§ Exercise prompt
Please rewrite everything in the listing from the line containing "Annotate this image: element" down to the line containing "category-label: 最小限: [122, 193, 212, 228]", both included, replacing "check-mark" with "tick-mark" and leaving the rest unchanged.

§ Task data
# # # # #

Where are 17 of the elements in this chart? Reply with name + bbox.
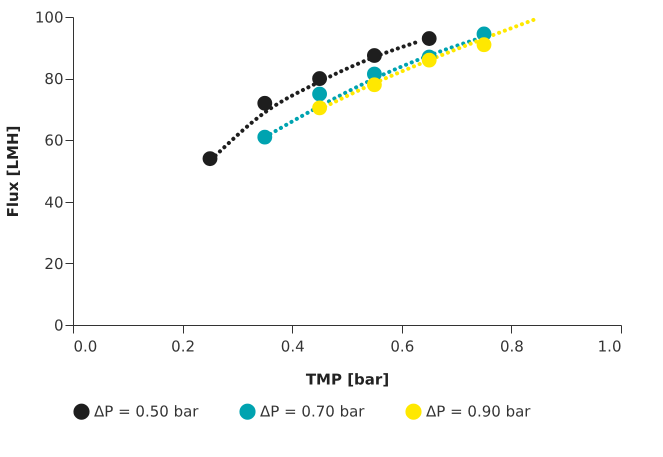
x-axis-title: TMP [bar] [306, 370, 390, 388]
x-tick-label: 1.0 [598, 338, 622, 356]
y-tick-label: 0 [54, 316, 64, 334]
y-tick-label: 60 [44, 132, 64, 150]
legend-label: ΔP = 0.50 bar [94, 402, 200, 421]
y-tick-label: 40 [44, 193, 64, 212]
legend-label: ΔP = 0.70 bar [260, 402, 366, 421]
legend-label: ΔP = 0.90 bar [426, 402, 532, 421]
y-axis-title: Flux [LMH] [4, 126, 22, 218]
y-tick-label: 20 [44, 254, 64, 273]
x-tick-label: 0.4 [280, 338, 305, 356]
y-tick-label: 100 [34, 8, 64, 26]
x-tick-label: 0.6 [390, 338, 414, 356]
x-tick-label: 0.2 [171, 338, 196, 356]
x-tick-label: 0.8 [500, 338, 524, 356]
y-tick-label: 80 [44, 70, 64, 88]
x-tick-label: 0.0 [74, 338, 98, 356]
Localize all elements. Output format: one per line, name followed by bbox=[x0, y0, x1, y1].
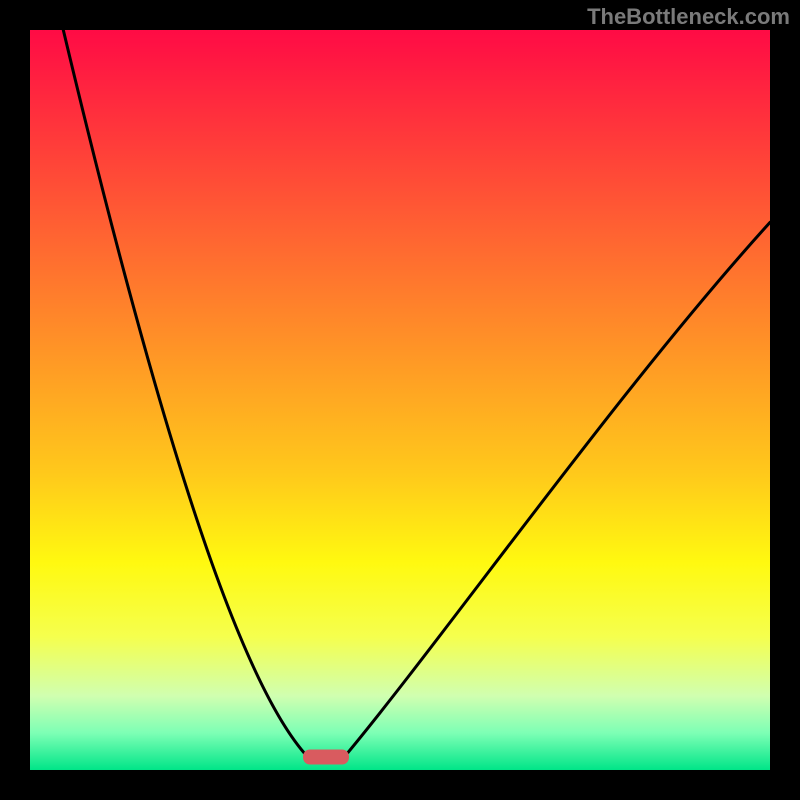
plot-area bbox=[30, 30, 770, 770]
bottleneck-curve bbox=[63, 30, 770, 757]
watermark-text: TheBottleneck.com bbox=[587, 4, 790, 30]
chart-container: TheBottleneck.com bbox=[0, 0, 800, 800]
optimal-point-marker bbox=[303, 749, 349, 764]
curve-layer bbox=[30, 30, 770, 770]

# # # # #

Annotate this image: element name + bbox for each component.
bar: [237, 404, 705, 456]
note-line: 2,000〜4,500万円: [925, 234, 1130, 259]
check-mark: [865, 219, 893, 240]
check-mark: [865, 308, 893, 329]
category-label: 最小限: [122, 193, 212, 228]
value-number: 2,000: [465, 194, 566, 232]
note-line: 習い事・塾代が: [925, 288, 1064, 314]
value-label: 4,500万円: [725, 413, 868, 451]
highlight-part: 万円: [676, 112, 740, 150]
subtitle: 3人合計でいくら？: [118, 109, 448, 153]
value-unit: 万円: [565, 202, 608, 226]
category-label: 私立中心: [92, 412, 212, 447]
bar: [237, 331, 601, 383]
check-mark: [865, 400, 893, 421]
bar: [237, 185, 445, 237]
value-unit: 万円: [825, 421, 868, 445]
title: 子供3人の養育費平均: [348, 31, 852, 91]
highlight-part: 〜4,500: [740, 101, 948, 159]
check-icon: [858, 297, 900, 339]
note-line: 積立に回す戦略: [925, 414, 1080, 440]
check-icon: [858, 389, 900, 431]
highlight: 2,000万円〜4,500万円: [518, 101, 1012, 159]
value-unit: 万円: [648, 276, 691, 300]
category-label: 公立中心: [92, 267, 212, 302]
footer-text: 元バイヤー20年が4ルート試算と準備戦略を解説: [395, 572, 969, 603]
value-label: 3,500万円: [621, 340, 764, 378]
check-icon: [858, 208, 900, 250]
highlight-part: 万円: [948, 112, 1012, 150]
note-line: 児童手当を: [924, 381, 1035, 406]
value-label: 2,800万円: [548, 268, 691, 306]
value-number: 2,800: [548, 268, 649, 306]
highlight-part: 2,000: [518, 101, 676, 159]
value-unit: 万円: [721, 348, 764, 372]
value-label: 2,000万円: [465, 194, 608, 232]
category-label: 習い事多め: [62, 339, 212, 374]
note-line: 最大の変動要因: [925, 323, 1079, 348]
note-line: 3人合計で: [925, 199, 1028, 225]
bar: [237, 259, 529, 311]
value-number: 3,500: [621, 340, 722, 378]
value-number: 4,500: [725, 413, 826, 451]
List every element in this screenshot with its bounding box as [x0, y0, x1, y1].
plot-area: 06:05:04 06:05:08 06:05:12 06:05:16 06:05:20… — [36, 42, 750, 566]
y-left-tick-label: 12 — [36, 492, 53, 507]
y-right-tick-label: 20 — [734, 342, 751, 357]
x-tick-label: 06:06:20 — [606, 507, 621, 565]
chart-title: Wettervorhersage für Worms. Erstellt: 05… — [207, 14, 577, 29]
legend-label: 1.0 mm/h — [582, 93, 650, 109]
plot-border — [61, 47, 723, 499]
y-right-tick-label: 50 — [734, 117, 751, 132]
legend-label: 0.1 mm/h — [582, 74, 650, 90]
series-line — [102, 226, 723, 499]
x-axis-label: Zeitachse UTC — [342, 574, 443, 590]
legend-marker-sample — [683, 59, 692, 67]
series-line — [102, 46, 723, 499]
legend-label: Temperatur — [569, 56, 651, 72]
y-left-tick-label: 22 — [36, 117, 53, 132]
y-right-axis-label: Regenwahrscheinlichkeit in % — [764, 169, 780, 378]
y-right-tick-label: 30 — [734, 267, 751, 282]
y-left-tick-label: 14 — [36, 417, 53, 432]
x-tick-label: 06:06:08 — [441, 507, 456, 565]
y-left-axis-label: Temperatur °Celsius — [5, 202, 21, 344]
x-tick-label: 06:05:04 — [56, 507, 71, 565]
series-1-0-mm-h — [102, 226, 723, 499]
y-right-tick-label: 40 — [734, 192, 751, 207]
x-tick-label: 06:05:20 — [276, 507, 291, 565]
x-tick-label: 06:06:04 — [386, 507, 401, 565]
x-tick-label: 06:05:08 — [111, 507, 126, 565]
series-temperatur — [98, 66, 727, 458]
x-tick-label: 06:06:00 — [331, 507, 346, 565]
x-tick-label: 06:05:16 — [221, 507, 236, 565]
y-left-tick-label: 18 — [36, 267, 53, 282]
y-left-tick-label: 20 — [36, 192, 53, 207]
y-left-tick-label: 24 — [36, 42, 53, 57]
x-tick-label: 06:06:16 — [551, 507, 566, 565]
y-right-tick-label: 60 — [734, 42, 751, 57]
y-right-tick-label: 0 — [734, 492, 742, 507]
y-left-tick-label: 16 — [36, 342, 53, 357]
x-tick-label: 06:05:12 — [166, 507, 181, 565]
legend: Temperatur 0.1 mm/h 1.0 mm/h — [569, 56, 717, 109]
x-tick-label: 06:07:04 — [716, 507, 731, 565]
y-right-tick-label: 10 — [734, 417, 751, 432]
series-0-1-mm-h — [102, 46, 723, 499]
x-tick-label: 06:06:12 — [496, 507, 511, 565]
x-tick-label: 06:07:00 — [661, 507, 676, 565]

# # # # #

§ Written answer
Annotate this image: element name + bbox for each component.
bar: [237, 404, 705, 456]
note-line: 2,000〜4,500万円: [925, 234, 1130, 259]
tick-mark: [865, 219, 893, 240]
tick-mark: [865, 308, 893, 329]
category-label: 最小限: [122, 193, 212, 228]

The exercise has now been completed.